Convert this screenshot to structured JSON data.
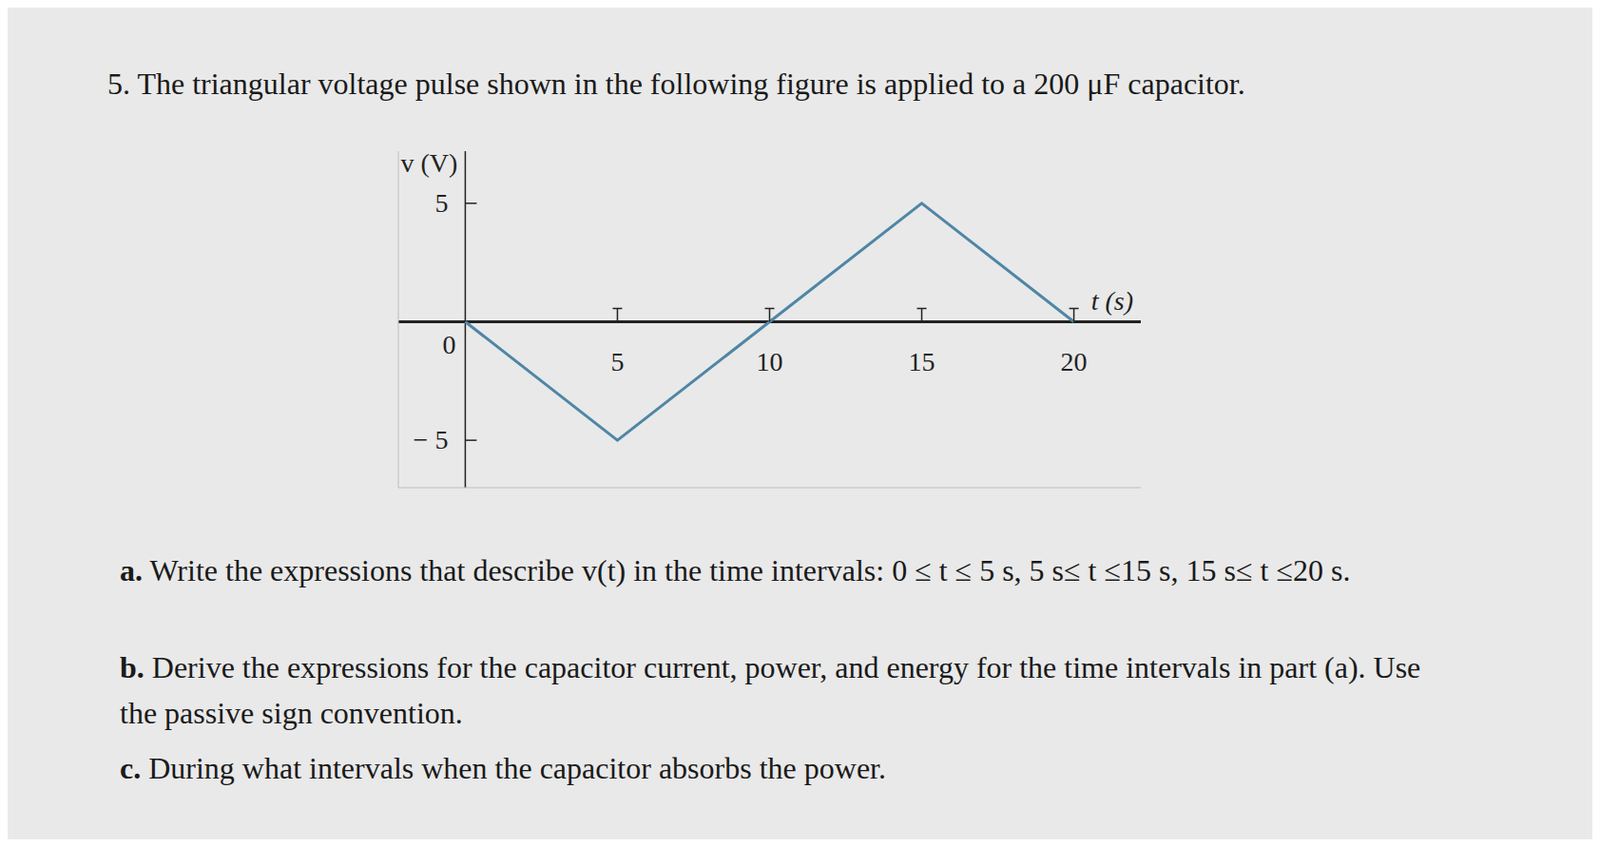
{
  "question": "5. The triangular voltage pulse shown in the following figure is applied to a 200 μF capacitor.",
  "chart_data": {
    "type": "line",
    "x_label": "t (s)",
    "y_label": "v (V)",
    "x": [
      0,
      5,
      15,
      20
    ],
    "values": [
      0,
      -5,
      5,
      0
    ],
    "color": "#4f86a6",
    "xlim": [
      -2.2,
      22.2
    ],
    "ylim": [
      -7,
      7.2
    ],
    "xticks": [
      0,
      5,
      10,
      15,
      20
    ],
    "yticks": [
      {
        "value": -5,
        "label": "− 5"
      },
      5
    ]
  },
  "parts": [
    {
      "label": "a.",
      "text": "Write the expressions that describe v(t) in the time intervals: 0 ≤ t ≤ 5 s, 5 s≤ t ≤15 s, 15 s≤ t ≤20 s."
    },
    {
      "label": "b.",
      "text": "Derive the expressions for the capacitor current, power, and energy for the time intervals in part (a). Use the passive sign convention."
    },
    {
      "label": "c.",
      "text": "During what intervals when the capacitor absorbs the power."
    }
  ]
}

= = = =

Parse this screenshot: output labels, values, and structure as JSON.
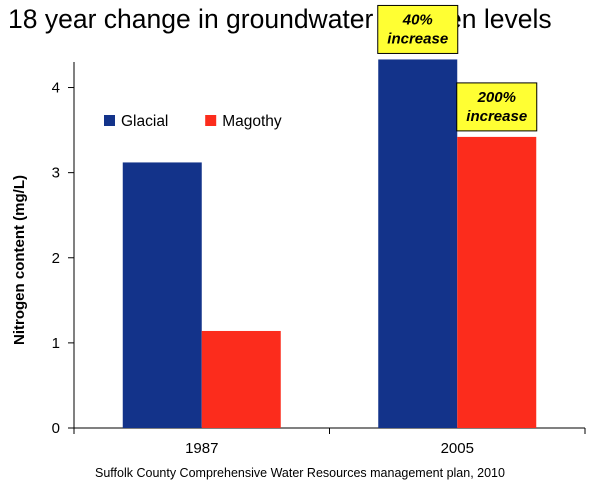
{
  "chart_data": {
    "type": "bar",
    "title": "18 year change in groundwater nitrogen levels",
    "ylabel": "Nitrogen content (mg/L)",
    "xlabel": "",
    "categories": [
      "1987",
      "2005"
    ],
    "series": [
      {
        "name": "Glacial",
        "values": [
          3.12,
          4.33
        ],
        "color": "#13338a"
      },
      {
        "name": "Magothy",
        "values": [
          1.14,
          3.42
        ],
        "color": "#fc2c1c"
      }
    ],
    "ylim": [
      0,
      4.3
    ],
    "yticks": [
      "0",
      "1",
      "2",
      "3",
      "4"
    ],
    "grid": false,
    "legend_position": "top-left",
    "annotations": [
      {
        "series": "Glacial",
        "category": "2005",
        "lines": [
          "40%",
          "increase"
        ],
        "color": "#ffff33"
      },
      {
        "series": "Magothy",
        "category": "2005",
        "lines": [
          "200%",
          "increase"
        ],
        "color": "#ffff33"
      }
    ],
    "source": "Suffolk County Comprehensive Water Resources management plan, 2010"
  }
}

= = = =

PROBLEM TO SOLVE:
Pick out the lines that have the word "color". Copy them all.

THE ANSWER:
    "color": "#4f86a6",
        "color": "#13338a"
        "color": "#fc2c1c"
        "color": "#ffff33"
        "color": "#ffff33"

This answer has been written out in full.